Identify each line below that contains the word "avatar", and copy it out.
--- START OF GIVEN DATA ---
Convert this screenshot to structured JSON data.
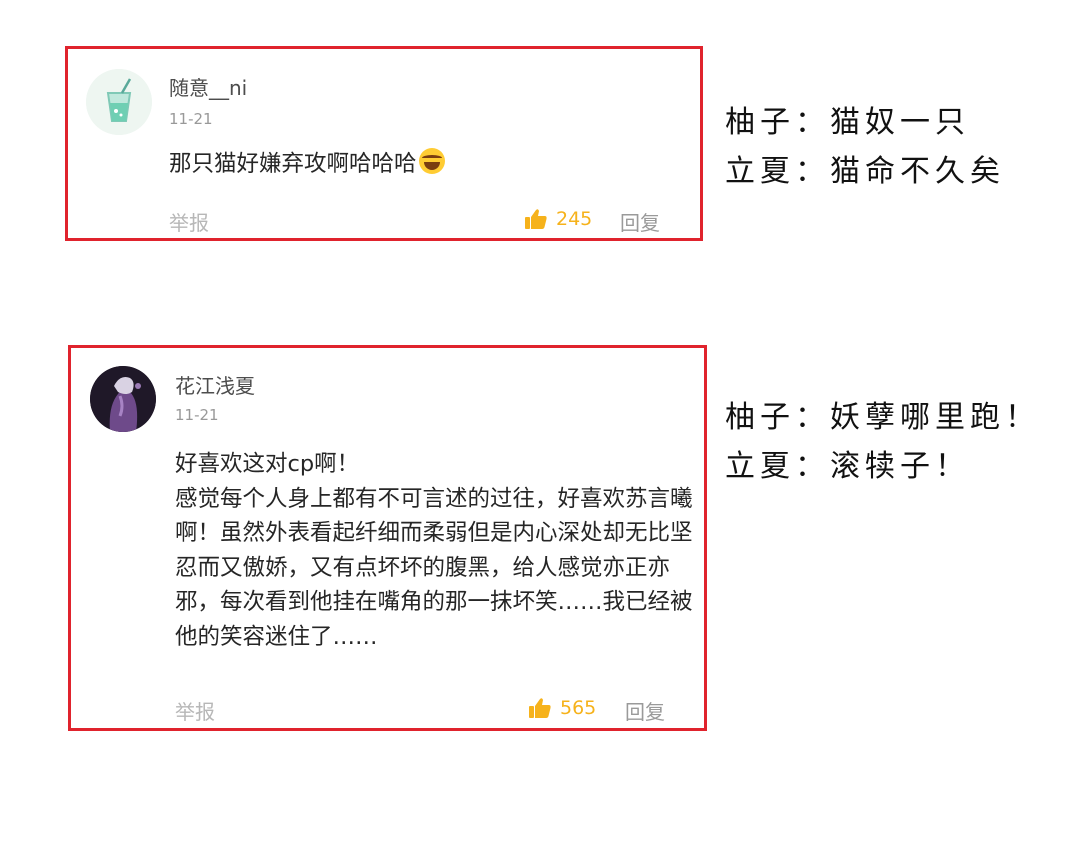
{
  "comments": [
    {
      "username": "随意__ni",
      "date": "11-21",
      "text": "那只猫好嫌弃攻啊哈哈哈",
      "report_label": "举报",
      "likes": "245",
      "reply_label": "回复",
      "avatar_icon": "drink-cup-avatar-icon"
    },
    {
      "username": "花江浅夏",
      "date": "11-21",
      "text": "好喜欢这对cp啊！\n感觉每个人身上都有不可言述的过往，好喜欢苏言曦啊！虽然外表看起纤细而柔弱但是内心深处却无比坚忍而又傲娇，又有点坏坏的腹黑，给人感觉亦正亦邪，每次看到他挂在嘴角的那一抹坏笑……我已经被他的笑容迷住了……",
      "report_label": "举报",
      "likes": "565",
      "reply_label": "回复",
      "avatar_icon": "anime-character-avatar-icon"
    }
  ],
  "annotations": [
    {
      "line1": "柚子：猫奴一只",
      "line2": "立夏：猫命不久矣"
    },
    {
      "line1": "柚子：妖孽哪里跑！",
      "line2": "立夏：滚犊子！"
    }
  ],
  "colors": {
    "border": "#e0232d",
    "like": "#f6b21b",
    "muted": "#b7b7b7"
  }
}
--- END OF GIVEN DATA ---
FINAL RESULT >>
      "avatar_icon": "drink-cup-avatar-icon"
      "avatar_icon": "anime-character-avatar-icon"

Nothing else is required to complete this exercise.